- _DIRECTIONS FOR THIS TASK_
All of the data should be output character for character, except the pictures.

Extracted data entries

┄┄┄┄┄┄┄┄┄┄

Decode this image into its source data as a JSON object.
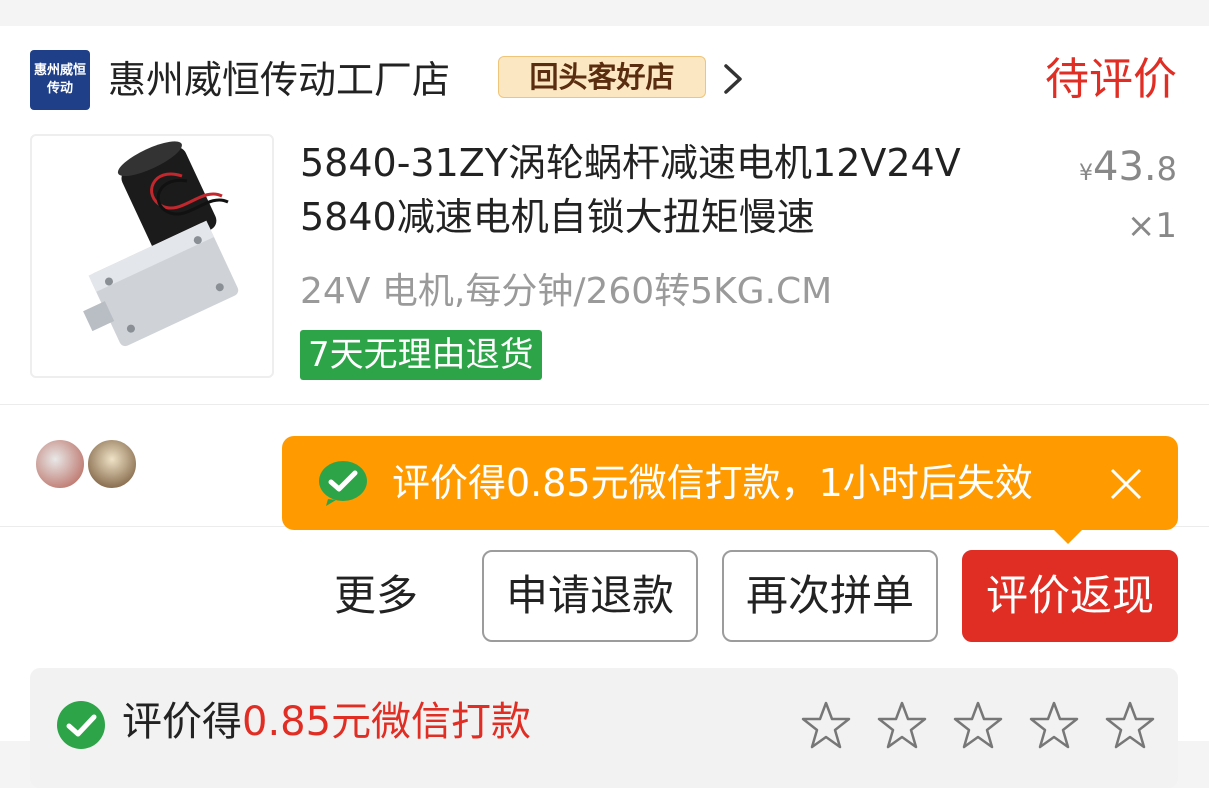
{
  "shop": {
    "logo_text_line1": "惠州威恒",
    "logo_text_line2": "传动",
    "name": "惠州威恒传动工厂店",
    "badge": "回头客好店",
    "status": "待评价"
  },
  "product": {
    "title_line1": "5840-31ZY涡轮蜗杆减速电机12V24V",
    "title_line2": "5840减速电机自锁大扭矩慢速",
    "price_symbol": "¥",
    "price_int": "43.",
    "price_dec": "8",
    "quantity": "×1",
    "spec": "24V 电机,每分钟/260转5KG.CM",
    "return_tag": "7天无理由退货"
  },
  "tooltip": {
    "text": "评价得0.85元微信打款，1小时后失效"
  },
  "actions": {
    "more": "更多",
    "refund": "申请退款",
    "reorder": "再次拼单",
    "review_cashback": "评价返现"
  },
  "review": {
    "label_prefix": "评价得",
    "label_highlight": "0.85元微信打款"
  },
  "colors": {
    "accent_red": "#e02e24",
    "tooltip_orange": "#ff9b00",
    "wechat_green": "#2ea449"
  }
}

┄┄┄┄┄┄┄┄┄┄

- _THE COMPLETED TASK_
Decode this image into its source data as a JSON object.
{
  "shop": {
    "logo_text_line1": "惠州威恒",
    "logo_text_line2": "传动",
    "name": "惠州威恒传动工厂店",
    "badge": "回头客好店",
    "status": "待评价"
  },
  "product": {
    "title_line1": "5840-31ZY涡轮蜗杆减速电机12V24V",
    "title_line2": "5840减速电机自锁大扭矩慢速",
    "price_symbol": "¥",
    "price_int": "43.",
    "price_dec": "8",
    "quantity": "×1",
    "spec": "24V 电机,每分钟/260转5KG.CM",
    "return_tag": "7天无理由退货"
  },
  "tooltip": {
    "text": "评价得0.85元微信打款，1小时后失效"
  },
  "actions": {
    "more": "更多",
    "refund": "申请退款",
    "reorder": "再次拼单",
    "review_cashback": "评价返现"
  },
  "review": {
    "label_prefix": "评价得",
    "label_highlight": "0.85元微信打款"
  },
  "colors": {
    "accent_red": "#e02e24",
    "tooltip_orange": "#ff9b00",
    "wechat_green": "#2ea449"
  }
}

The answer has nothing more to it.